作業内容
本文で「-」を付けて列挙されている事柄を、すべて書き出してください。

文書抜粋
▼

禅僧の様に、壁座して、座禅でも組めば良いのかもしれないが、私は無信教だし、今から修行をはじめても、「心動かさず」その域に達するには手遅れだろう。
軽いスポーツが良いと聞いたが、私は余りスポーツ好きでない。強いて言うと「水泳」が得意なので、試しにちょっと行ってみた...が、駄目だね、これは。ゆっくり水中歩行するとか、自分のペースを守って、遠泳する気持ちでやれば良いのだが、なまじ経験があるので、ついつい中級コースを泳いでいる皆さんと競ってしまう(^^;「何もしない、なにも考えない、『無の境地』などとは全く無縁の、競争心むきだし」になっている自分にふと気付き、修行の不足と、選んだスポーツが、まずかった事に気付いた。
案の定、不安定になり、頓用に用意していたセルシンでしのぐ。
ではなにが良いのか?「散歩」がいいらしい。でも、一人であてなく散歩するのは結構大変だ。こんな時、犬でも飼っていたらよかったと思うのだが、気管支喘息に、けもののペットは禁物である。仕方なく、愛機Nikon F3をぶら下げて、写真撮影をしに行く振りをして散歩に出かける(^^)
私がこんな具合なので、家族には結構迷惑をかけていると思う。もともと神経がちょっと過敏な長男は、神経性の腹痛でしばしば学校を遅刻したり休むようになっていた。どうも私が休んでいる事が影響している様に思えてならない。その事で妻もかなりカリカリ来て、Aクリニックのドクターは、妻にもデパス0.5mgを処方した。
でもそれぐらいでは、なかなかうまくない。親子喧嘩が始まると、それはどこにでもある家庭のつまらないひとこまなんだが、「病気」の私には、相当こたえる。「私がこんなだからこうなる」との罪悪感、怒鳴り合う騒音、どっちも相当辛いのだ。ともかくなんでも悪い方に考える病気なのだ、「一家崩壊」が結構本気で脳裏をよぎる。
- 私が精神病院に入院する。
- 私が実家に避難する。
- 子供を実家に預ける。
幸いにして実家は車で5分もかからない距離にあるので、子供を疎開させても通学区域内なのだ。6/28 とりあえず実験的に長男だけ、実家に疎開させることにした。

▲

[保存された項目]
▼

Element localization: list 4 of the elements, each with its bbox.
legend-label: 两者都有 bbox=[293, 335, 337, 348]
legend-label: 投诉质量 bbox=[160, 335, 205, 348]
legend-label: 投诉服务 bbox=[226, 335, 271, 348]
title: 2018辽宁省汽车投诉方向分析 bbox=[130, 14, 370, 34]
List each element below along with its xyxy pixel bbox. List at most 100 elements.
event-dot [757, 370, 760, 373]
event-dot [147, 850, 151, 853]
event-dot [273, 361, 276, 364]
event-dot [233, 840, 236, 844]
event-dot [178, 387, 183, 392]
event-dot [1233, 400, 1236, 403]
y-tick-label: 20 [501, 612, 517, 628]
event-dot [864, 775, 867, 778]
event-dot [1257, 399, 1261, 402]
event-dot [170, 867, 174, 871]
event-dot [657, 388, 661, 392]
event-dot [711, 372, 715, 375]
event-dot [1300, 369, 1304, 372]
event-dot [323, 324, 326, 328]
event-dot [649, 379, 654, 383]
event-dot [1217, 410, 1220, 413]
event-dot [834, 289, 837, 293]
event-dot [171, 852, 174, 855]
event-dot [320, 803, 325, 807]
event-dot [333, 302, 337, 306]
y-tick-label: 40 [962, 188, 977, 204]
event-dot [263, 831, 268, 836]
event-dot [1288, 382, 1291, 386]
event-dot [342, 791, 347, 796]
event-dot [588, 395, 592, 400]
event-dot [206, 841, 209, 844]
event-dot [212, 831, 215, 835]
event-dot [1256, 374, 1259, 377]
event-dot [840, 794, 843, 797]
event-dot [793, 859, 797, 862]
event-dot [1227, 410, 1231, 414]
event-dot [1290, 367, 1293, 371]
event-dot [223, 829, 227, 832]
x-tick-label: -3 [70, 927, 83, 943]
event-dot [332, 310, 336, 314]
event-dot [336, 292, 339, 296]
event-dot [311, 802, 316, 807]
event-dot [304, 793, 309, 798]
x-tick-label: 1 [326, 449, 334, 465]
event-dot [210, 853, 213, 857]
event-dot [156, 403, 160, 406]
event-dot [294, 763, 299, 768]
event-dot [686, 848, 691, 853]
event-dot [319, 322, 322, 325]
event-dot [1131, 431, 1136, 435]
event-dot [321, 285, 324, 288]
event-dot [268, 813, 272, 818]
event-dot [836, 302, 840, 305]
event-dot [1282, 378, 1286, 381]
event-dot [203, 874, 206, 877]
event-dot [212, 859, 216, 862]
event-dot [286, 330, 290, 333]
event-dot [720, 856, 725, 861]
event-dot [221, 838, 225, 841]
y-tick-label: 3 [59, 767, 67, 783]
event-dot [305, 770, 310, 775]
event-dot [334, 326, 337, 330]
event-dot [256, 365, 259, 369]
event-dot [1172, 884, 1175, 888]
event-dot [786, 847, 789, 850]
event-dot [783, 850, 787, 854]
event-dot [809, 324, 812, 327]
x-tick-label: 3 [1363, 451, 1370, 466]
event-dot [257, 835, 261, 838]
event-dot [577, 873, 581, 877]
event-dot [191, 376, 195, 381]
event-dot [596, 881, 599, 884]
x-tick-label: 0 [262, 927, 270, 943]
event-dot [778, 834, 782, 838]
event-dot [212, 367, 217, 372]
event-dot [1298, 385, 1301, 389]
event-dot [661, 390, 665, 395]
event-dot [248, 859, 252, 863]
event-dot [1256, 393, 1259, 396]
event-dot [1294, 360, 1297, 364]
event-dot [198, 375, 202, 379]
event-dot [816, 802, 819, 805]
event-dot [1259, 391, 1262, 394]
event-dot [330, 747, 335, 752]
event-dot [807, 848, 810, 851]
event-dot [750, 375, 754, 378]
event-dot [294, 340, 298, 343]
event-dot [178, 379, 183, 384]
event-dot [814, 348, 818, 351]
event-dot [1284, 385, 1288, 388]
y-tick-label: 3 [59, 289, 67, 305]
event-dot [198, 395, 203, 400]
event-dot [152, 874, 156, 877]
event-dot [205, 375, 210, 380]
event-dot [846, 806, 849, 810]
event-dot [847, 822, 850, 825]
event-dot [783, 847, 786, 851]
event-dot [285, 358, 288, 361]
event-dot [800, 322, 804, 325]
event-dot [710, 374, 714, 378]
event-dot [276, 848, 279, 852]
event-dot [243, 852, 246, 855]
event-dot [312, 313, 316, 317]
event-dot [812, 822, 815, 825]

▲

作業結果
- 私が精神病院に入院する。
- 私が実家に避難する。
- 子供を実家に預ける。